### Brief
Every record must be repeated exactly, with no omission.

+++ Records for this task +++

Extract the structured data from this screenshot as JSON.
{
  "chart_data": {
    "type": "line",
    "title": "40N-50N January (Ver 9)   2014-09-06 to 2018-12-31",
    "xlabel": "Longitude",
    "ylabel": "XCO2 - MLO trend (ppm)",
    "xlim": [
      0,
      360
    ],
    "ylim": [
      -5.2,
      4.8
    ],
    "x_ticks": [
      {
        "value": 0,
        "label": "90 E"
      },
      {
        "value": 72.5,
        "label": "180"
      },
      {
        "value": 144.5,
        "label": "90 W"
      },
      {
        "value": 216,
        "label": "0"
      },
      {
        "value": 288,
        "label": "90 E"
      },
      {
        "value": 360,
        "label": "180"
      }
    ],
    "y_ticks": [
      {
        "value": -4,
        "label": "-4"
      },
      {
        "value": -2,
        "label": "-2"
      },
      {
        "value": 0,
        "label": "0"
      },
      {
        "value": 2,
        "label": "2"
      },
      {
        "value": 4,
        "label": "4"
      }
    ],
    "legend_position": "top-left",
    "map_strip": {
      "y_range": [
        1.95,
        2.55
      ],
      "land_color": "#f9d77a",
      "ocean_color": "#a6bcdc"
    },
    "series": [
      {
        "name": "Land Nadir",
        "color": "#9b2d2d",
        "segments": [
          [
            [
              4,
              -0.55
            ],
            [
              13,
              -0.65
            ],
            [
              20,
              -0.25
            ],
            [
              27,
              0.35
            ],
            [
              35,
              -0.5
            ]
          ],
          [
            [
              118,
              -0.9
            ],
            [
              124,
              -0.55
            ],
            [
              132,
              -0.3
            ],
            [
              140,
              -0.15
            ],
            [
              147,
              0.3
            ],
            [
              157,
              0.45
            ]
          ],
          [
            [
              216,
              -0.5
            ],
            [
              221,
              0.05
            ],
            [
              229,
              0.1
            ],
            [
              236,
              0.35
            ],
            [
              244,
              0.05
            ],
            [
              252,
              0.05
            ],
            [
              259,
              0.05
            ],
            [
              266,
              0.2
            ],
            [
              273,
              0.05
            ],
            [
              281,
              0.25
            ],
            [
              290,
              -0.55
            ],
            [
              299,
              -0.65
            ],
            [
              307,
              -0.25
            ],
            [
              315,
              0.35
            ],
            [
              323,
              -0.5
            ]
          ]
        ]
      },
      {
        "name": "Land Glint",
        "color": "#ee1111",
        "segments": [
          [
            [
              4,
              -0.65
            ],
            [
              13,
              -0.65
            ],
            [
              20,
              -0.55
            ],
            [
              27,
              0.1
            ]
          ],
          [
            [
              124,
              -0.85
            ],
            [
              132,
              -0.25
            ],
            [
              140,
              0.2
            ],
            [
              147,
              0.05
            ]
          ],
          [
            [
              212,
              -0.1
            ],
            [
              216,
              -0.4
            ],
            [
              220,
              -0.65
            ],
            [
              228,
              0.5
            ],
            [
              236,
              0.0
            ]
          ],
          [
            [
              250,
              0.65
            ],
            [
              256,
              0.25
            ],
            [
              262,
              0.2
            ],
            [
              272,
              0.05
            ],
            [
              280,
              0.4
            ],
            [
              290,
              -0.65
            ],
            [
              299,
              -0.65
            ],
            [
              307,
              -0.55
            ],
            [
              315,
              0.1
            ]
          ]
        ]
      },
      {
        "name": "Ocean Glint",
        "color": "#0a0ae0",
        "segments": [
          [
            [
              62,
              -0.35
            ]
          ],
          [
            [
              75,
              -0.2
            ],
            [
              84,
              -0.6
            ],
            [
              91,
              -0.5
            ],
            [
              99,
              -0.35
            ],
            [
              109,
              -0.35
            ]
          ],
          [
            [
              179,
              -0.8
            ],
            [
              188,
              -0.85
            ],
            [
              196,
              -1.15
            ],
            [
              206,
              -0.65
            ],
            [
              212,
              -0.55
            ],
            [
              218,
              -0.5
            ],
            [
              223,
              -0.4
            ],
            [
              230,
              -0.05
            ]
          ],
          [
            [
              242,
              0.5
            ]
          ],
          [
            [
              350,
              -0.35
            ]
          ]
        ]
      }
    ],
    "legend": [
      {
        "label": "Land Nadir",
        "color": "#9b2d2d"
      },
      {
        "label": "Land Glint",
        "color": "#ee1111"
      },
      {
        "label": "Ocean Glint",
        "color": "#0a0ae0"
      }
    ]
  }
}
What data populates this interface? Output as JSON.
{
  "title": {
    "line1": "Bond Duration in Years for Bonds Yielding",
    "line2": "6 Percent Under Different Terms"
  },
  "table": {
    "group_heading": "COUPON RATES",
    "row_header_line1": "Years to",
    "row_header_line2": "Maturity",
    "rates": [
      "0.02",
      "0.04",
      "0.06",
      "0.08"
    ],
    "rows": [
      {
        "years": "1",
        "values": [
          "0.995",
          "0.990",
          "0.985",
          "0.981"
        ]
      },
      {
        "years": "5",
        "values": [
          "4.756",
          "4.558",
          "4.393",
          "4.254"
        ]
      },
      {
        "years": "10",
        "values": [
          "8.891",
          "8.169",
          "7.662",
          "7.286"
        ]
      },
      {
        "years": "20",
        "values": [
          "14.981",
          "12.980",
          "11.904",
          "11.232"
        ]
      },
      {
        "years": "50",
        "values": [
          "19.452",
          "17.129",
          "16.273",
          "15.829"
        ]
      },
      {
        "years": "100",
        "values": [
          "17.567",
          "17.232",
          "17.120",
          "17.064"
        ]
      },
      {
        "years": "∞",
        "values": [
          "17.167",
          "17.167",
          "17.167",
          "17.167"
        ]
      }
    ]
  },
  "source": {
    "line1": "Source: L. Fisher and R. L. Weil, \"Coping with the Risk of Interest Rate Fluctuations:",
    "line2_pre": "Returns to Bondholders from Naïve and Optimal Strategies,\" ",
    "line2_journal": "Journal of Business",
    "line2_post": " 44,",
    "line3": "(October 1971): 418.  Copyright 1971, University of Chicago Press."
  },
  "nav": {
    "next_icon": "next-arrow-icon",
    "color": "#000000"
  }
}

+++

### Solution for this task
Extract the structured data from this screenshot as JSON.
{
  "chart_data": {
    "type": "line",
    "title": "40N-50N January (Ver 9)   2014-09-06 to 2018-12-31",
    "xlabel": "Longitude",
    "ylabel": "XCO2 - MLO trend (ppm)",
    "xlim": [
      0,
      360
    ],
    "ylim": [
      -5.2,
      4.8
    ],
    "x_ticks": [
      {
        "value": 0,
        "label": "90 E"
      },
      {
        "value": 72.5,
        "label": "180"
      },
      {
        "value": 144.5,
        "label": "90 W"
      },
      {
        "value": 216,
        "label": "0"
      },
      {
        "value": 288,
        "label": "90 E"
      },
      {
        "value": 360,
        "label": "180"
      }
    ],
    "y_ticks": [
      {
        "value": -4,
        "label": "-4"
      },
      {
        "value": -2,
        "label": "-2"
      },
      {
        "value": 0,
        "label": "0"
      },
      {
        "value": 2,
        "label": "2"
      },
      {
        "value": 4,
        "label": "4"
      }
    ],
    "legend_position": "top-left",
    "map_strip": {
      "y_range": [
        1.95,
        2.55
      ],
      "land_color": "#f9d77a",
      "ocean_color": "#a6bcdc"
    },
    "series": [
      {
        "name": "Land Nadir",
        "color": "#9b2d2d",
        "segments": [
          [
            [
              4,
              -0.55
            ],
            [
              13,
              -0.65
            ],
            [
              20,
              -0.25
            ],
            [
              27,
              0.35
            ],
            [
              35,
              -0.5
            ]
          ],
          [
            [
              118,
              -0.9
            ],
            [
              124,
              -0.55
            ],
            [
              132,
              -0.3
            ],
            [
              140,
              -0.15
            ],
            [
              147,
              0.3
            ],
            [
              157,
              0.45
            ]
          ],
          [
            [
              216,
              -0.5
            ],
            [
              221,
              0.05
            ],
            [
              229,
              0.1
            ],
            [
              236,
              0.35
            ],
            [
              244,
              0.05
            ],
            [
              252,
              0.05
            ],
            [
              259,
              0.05
            ],
            [
              266,
              0.2
            ],
            [
              273,
              0.05
            ],
            [
              281,
              0.25
            ],
            [
              290,
              -0.55
            ],
            [
              299,
              -0.65
            ],
            [
              307,
              -0.25
            ],
            [
              315,
              0.35
            ],
            [
              323,
              -0.5
            ]
          ]
        ]
      },
      {
        "name": "Land Glint",
        "color": "#ee1111",
        "segments": [
          [
            [
              4,
              -0.65
            ],
            [
              13,
              -0.65
            ],
            [
              20,
              -0.55
            ],
            [
              27,
              0.1
            ]
          ],
          [
            [
              124,
              -0.85
            ],
            [
              132,
              -0.25
            ],
            [
              140,
              0.2
            ],
            [
              147,
              0.05
            ]
          ],
          [
            [
              212,
              -0.1
            ],
            [
              216,
              -0.4
            ],
            [
              220,
              -0.65
            ],
            [
              228,
              0.5
            ],
            [
              236,
              0.0
            ]
          ],
          [
            [
              250,
              0.65
            ],
            [
              256,
              0.25
            ],
            [
              262,
              0.2
            ],
            [
              272,
              0.05
            ],
            [
              280,
              0.4
            ],
            [
              290,
              -0.65
            ],
            [
              299,
              -0.65
            ],
            [
              307,
              -0.55
            ],
            [
              315,
              0.1
            ]
          ]
        ]
      },
      {
        "name": "Ocean Glint",
        "color": "#0a0ae0",
        "segments": [
          [
            [
              62,
              -0.35
            ]
          ],
          [
            [
              75,
              -0.2
            ],
            [
              84,
              -0.6
            ],
            [
              91,
              -0.5
            ],
            [
              99,
              -0.35
            ],
            [
              109,
              -0.35
            ]
          ],
          [
            [
              179,
              -0.8
            ],
            [
              188,
              -0.85
            ],
            [
              196,
              -1.15
            ],
            [
              206,
              -0.65
            ],
            [
              212,
              -0.55
            ],
            [
              218,
              -0.5
            ],
            [
              223,
              -0.4
            ],
            [
              230,
              -0.05
            ]
          ],
          [
            [
              242,
              0.5
            ]
          ],
          [
            [
              350,
              -0.35
            ]
          ]
        ]
      }
    ],
    "legend": [
      {
        "label": "Land Nadir",
        "color": "#9b2d2d"
      },
      {
        "label": "Land Glint",
        "color": "#ee1111"
      },
      {
        "label": "Ocean Glint",
        "color": "#0a0ae0"
      }
    ]
  }
}
What data populates this interface? Output as JSON.
{
  "title": {
    "line1": "Bond Duration in Years for Bonds Yielding",
    "line2": "6 Percent Under Different Terms"
  },
  "table": {
    "group_heading": "COUPON RATES",
    "row_header_line1": "Years to",
    "row_header_line2": "Maturity",
    "rates": [
      "0.02",
      "0.04",
      "0.06",
      "0.08"
    ],
    "rows": [
      {
        "years": "1",
        "values": [
          "0.995",
          "0.990",
          "0.985",
          "0.981"
        ]
      },
      {
        "years": "5",
        "values": [
          "4.756",
          "4.558",
          "4.393",
          "4.254"
        ]
      },
      {
        "years": "10",
        "values": [
          "8.891",
          "8.169",
          "7.662",
          "7.286"
        ]
      },
      {
        "years": "20",
        "values": [
          "14.981",
          "12.980",
          "11.904",
          "11.232"
        ]
      },
      {
        "years": "50",
        "values": [
          "19.452",
          "17.129",
          "16.273",
          "15.829"
        ]
      },
      {
        "years": "100",
        "values": [
          "17.567",
          "17.232",
          "17.120",
          "17.064"
        ]
      },
      {
        "years": "∞",
        "values": [
          "17.167",
          "17.167",
          "17.167",
          "17.167"
        ]
      }
    ]
  },
  "source": {
    "line1": "Source: L. Fisher and R. L. Weil, \"Coping with the Risk of Interest Rate Fluctuations:",
    "line2_pre": "Returns to Bondholders from Naïve and Optimal Strategies,\" ",
    "line2_journal": "Journal of Business",
    "line2_post": " 44,",
    "line3": "(October 1971): 418.  Copyright 1971, University of Chicago Press."
  },
  "nav": {
    "next_icon": "next-arrow-icon",
    "color": "#000000"
  }
}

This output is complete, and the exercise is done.